## TASK DIRECTIONS
Your task is to print all of the material verbatim.
==== DATA IN THIS EXERCISE ====
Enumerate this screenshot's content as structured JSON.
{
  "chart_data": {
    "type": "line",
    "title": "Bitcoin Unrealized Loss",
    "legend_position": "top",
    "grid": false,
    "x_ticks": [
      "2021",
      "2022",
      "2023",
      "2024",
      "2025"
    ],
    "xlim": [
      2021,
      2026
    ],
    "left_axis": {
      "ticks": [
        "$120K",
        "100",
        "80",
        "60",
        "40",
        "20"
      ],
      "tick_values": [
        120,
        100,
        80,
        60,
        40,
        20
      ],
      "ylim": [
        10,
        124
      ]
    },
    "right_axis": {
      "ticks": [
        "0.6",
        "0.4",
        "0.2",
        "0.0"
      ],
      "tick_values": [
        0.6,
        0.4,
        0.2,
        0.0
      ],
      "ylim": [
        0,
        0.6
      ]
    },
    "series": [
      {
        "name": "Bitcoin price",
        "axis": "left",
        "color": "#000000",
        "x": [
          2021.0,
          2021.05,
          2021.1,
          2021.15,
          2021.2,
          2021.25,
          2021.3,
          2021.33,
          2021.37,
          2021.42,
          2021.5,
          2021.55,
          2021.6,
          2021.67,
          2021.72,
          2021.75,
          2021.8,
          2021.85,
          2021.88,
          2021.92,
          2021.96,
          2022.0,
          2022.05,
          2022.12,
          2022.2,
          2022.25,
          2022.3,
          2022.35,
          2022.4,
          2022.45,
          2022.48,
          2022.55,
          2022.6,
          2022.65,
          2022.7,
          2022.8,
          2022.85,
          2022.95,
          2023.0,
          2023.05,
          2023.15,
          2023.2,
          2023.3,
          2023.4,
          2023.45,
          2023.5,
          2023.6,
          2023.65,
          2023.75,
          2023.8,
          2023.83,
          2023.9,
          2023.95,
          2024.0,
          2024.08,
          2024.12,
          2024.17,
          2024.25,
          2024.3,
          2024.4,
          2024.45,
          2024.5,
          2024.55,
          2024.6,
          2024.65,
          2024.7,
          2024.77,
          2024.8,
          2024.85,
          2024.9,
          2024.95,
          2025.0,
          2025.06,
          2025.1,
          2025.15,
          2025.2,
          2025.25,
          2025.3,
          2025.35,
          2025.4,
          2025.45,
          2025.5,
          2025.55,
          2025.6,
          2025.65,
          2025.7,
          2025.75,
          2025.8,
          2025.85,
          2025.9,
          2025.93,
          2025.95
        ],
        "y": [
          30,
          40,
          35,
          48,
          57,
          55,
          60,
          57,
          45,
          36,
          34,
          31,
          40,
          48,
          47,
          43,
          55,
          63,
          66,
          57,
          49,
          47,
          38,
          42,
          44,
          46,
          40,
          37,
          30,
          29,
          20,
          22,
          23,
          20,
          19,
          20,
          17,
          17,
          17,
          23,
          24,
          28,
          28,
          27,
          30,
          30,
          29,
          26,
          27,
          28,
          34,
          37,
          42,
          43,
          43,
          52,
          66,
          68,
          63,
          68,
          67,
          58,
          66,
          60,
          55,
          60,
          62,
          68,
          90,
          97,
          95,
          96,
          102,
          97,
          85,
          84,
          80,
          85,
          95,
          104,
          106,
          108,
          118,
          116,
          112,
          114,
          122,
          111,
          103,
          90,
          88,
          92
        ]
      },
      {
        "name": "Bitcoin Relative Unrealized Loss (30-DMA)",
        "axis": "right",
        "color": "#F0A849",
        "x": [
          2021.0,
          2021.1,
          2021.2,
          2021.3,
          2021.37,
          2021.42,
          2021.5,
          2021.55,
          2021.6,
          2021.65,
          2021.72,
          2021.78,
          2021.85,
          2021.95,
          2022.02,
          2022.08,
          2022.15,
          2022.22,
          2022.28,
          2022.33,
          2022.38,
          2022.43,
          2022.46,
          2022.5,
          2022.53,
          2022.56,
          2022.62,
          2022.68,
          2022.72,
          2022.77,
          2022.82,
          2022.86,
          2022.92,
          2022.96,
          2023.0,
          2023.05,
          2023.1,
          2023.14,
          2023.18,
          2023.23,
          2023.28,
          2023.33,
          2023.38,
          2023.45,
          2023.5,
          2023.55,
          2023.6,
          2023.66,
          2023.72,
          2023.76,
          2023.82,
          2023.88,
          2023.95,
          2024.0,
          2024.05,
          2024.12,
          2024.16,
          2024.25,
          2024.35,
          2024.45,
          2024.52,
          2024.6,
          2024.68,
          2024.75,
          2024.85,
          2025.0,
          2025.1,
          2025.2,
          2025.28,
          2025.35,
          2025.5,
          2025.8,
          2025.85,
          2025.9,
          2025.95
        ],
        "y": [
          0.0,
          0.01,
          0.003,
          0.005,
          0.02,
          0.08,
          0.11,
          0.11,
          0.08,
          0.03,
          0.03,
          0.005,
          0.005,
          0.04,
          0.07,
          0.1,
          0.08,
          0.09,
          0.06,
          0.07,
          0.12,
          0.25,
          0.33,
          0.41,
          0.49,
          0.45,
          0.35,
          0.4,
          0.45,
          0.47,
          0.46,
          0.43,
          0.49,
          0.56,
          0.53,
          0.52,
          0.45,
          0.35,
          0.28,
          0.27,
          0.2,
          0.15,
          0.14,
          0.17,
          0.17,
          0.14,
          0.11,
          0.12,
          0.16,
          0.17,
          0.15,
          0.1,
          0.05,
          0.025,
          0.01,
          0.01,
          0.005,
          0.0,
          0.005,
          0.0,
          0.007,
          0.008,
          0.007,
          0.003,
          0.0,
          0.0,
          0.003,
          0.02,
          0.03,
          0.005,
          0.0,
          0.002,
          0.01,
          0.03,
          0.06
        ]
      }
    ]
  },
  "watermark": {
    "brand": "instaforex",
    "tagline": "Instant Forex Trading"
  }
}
====
## ANSWER TO THIS PROBLEM
Enumerate this screenshot's content as structured JSON.
{
  "chart_data": {
    "type": "line",
    "title": "Bitcoin Unrealized Loss",
    "legend_position": "top",
    "grid": false,
    "x_ticks": [
      "2021",
      "2022",
      "2023",
      "2024",
      "2025"
    ],
    "xlim": [
      2021,
      2026
    ],
    "left_axis": {
      "ticks": [
        "$120K",
        "100",
        "80",
        "60",
        "40",
        "20"
      ],
      "tick_values": [
        120,
        100,
        80,
        60,
        40,
        20
      ],
      "ylim": [
        10,
        124
      ]
    },
    "right_axis": {
      "ticks": [
        "0.6",
        "0.4",
        "0.2",
        "0.0"
      ],
      "tick_values": [
        0.6,
        0.4,
        0.2,
        0.0
      ],
      "ylim": [
        0,
        0.6
      ]
    },
    "series": [
      {
        "name": "Bitcoin price",
        "axis": "left",
        "color": "#000000",
        "x": [
          2021.0,
          2021.05,
          2021.1,
          2021.15,
          2021.2,
          2021.25,
          2021.3,
          2021.33,
          2021.37,
          2021.42,
          2021.5,
          2021.55,
          2021.6,
          2021.67,
          2021.72,
          2021.75,
          2021.8,
          2021.85,
          2021.88,
          2021.92,
          2021.96,
          2022.0,
          2022.05,
          2022.12,
          2022.2,
          2022.25,
          2022.3,
          2022.35,
          2022.4,
          2022.45,
          2022.48,
          2022.55,
          2022.6,
          2022.65,
          2022.7,
          2022.8,
          2022.85,
          2022.95,
          2023.0,
          2023.05,
          2023.15,
          2023.2,
          2023.3,
          2023.4,
          2023.45,
          2023.5,
          2023.6,
          2023.65,
          2023.75,
          2023.8,
          2023.83,
          2023.9,
          2023.95,
          2024.0,
          2024.08,
          2024.12,
          2024.17,
          2024.25,
          2024.3,
          2024.4,
          2024.45,
          2024.5,
          2024.55,
          2024.6,
          2024.65,
          2024.7,
          2024.77,
          2024.8,
          2024.85,
          2024.9,
          2024.95,
          2025.0,
          2025.06,
          2025.1,
          2025.15,
          2025.2,
          2025.25,
          2025.3,
          2025.35,
          2025.4,
          2025.45,
          2025.5,
          2025.55,
          2025.6,
          2025.65,
          2025.7,
          2025.75,
          2025.8,
          2025.85,
          2025.9,
          2025.93,
          2025.95
        ],
        "y": [
          30,
          40,
          35,
          48,
          57,
          55,
          60,
          57,
          45,
          36,
          34,
          31,
          40,
          48,
          47,
          43,
          55,
          63,
          66,
          57,
          49,
          47,
          38,
          42,
          44,
          46,
          40,
          37,
          30,
          29,
          20,
          22,
          23,
          20,
          19,
          20,
          17,
          17,
          17,
          23,
          24,
          28,
          28,
          27,
          30,
          30,
          29,
          26,
          27,
          28,
          34,
          37,
          42,
          43,
          43,
          52,
          66,
          68,
          63,
          68,
          67,
          58,
          66,
          60,
          55,
          60,
          62,
          68,
          90,
          97,
          95,
          96,
          102,
          97,
          85,
          84,
          80,
          85,
          95,
          104,
          106,
          108,
          118,
          116,
          112,
          114,
          122,
          111,
          103,
          90,
          88,
          92
        ]
      },
      {
        "name": "Bitcoin Relative Unrealized Loss (30-DMA)",
        "axis": "right",
        "color": "#F0A849",
        "x": [
          2021.0,
          2021.1,
          2021.2,
          2021.3,
          2021.37,
          2021.42,
          2021.5,
          2021.55,
          2021.6,
          2021.65,
          2021.72,
          2021.78,
          2021.85,
          2021.95,
          2022.02,
          2022.08,
          2022.15,
          2022.22,
          2022.28,
          2022.33,
          2022.38,
          2022.43,
          2022.46,
          2022.5,
          2022.53,
          2022.56,
          2022.62,
          2022.68,
          2022.72,
          2022.77,
          2022.82,
          2022.86,
          2022.92,
          2022.96,
          2023.0,
          2023.05,
          2023.1,
          2023.14,
          2023.18,
          2023.23,
          2023.28,
          2023.33,
          2023.38,
          2023.45,
          2023.5,
          2023.55,
          2023.6,
          2023.66,
          2023.72,
          2023.76,
          2023.82,
          2023.88,
          2023.95,
          2024.0,
          2024.05,
          2024.12,
          2024.16,
          2024.25,
          2024.35,
          2024.45,
          2024.52,
          2024.6,
          2024.68,
          2024.75,
          2024.85,
          2025.0,
          2025.1,
          2025.2,
          2025.28,
          2025.35,
          2025.5,
          2025.8,
          2025.85,
          2025.9,
          2025.95
        ],
        "y": [
          0.0,
          0.01,
          0.003,
          0.005,
          0.02,
          0.08,
          0.11,
          0.11,
          0.08,
          0.03,
          0.03,
          0.005,
          0.005,
          0.04,
          0.07,
          0.1,
          0.08,
          0.09,
          0.06,
          0.07,
          0.12,
          0.25,
          0.33,
          0.41,
          0.49,
          0.45,
          0.35,
          0.4,
          0.45,
          0.47,
          0.46,
          0.43,
          0.49,
          0.56,
          0.53,
          0.52,
          0.45,
          0.35,
          0.28,
          0.27,
          0.2,
          0.15,
          0.14,
          0.17,
          0.17,
          0.14,
          0.11,
          0.12,
          0.16,
          0.17,
          0.15,
          0.1,
          0.05,
          0.025,
          0.01,
          0.01,
          0.005,
          0.0,
          0.005,
          0.0,
          0.007,
          0.008,
          0.007,
          0.003,
          0.0,
          0.0,
          0.003,
          0.02,
          0.03,
          0.005,
          0.0,
          0.002,
          0.01,
          0.03,
          0.06
        ]
      }
    ]
  },
  "watermark": {
    "brand": "instaforex",
    "tagline": "Instant Forex Trading"
  }
}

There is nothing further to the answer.